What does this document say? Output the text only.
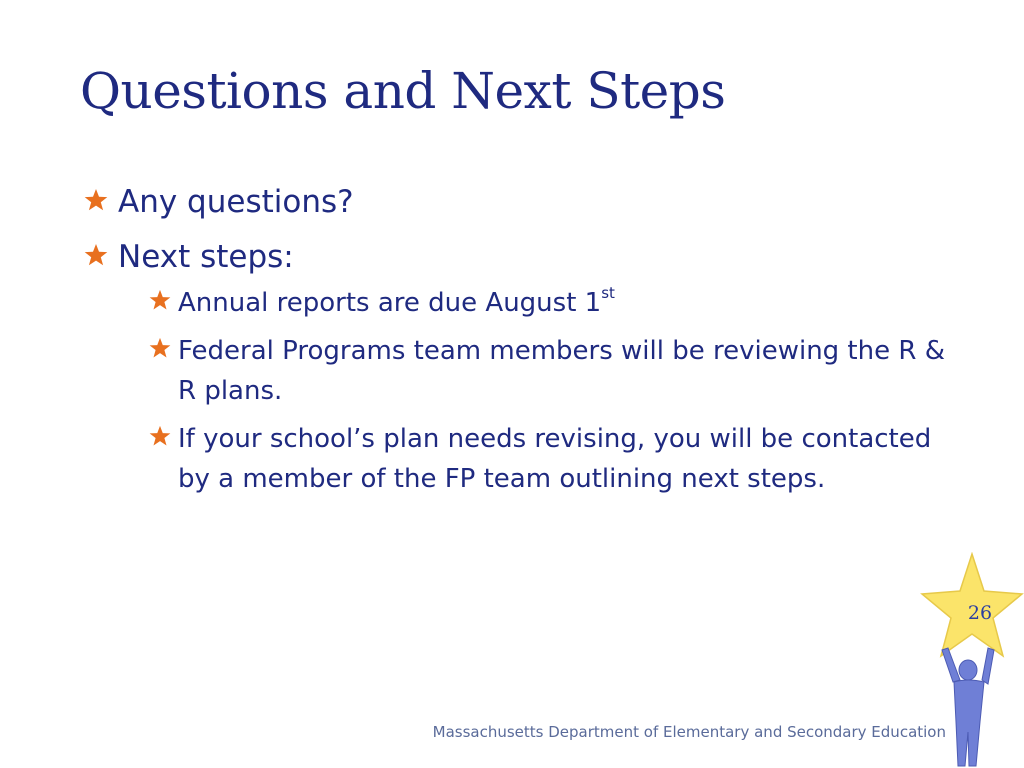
Questions and Next Steps
Any questions?
Next steps:
Annual reports are due August 1st
Federal Programs team members will be reviewing the R & R plans.
If your school’s plan needs revising, you will be contacted by a member of the FP team outlining next steps.
Massachusetts Department of Elementary and Secondary Education
26
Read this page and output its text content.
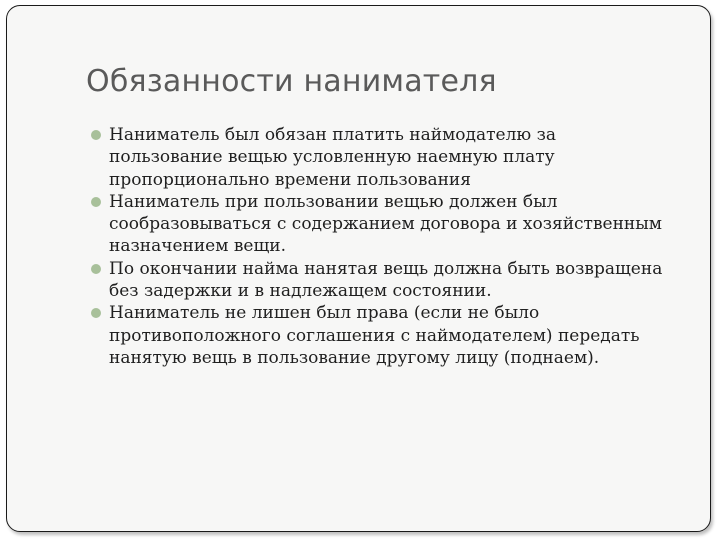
Обязанности нанимателя
Наниматель был обязан платить наймодателю за пользование вещью условленную наемную плату пропорционально времени пользования
Наниматель при пользовании вещью должен был сообразовываться с содержанием договора и хозяйственным назначением вещи.
По окончании найма нанятая вещь должна быть возвращена без задержки и в надлежащем состоянии.
Наниматель не лишен был права (если не было противоположного соглашения с наймодателем) передать нанятую вещь в пользование другому лицу (поднаем).
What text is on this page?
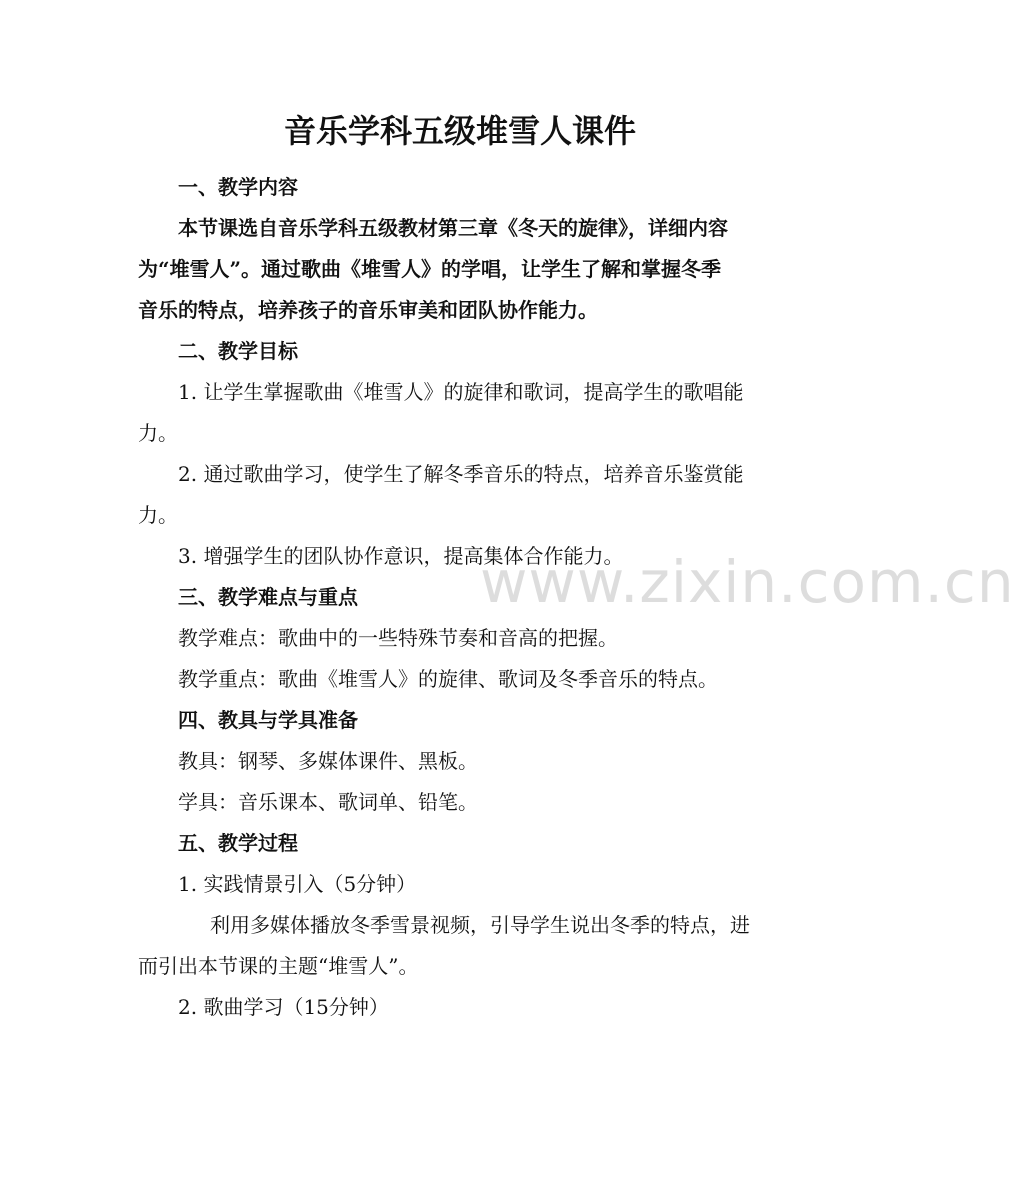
音乐学科五级堆雪人课件
一、教学内容
本节课选自音乐学科五级教材第三章《冬天的旋律》，详细内容
为“堆雪人”。通过歌曲《堆雪人》的学唱，让学生了解和掌握冬季
音乐的特点，培养孩子的音乐审美和团队协作能力。
二、教学目标
1. 让学生掌握歌曲《堆雪人》的旋律和歌词，提高学生的歌唱能
力。
2. 通过歌曲学习，使学生了解冬季音乐的特点，培养音乐鉴赏能
力。
3. 增强学生的团队协作意识，提高集体合作能力。
三、教学难点与重点
教学难点：歌曲中的一些特殊节奏和音高的把握。
教学重点：歌曲《堆雪人》的旋律、歌词及冬季音乐的特点。
四、教具与学具准备
教具：钢琴、多媒体课件、黑板。
学具：音乐课本、歌词单、铅笔。
五、教学过程
1. 实践情景引入（5分钟）
利用多媒体播放冬季雪景视频，引导学生说出冬季的特点，进
而引出本节课的主题“堆雪人”。
2. 歌曲学习（15分钟）
www.zixin.com.cn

- - - - -

_SET TASK_.
Search the lines above for the string "вещью" and copy each line that has it.

_FULL ANSWER_.
Наниматель был обязан платить наймодателю за пользование вещью условленную наемную плату пропорционально времени пользования
Наниматель при пользовании вещью должен был сообразовываться с содержанием договора и хозяйственным назначением вещи.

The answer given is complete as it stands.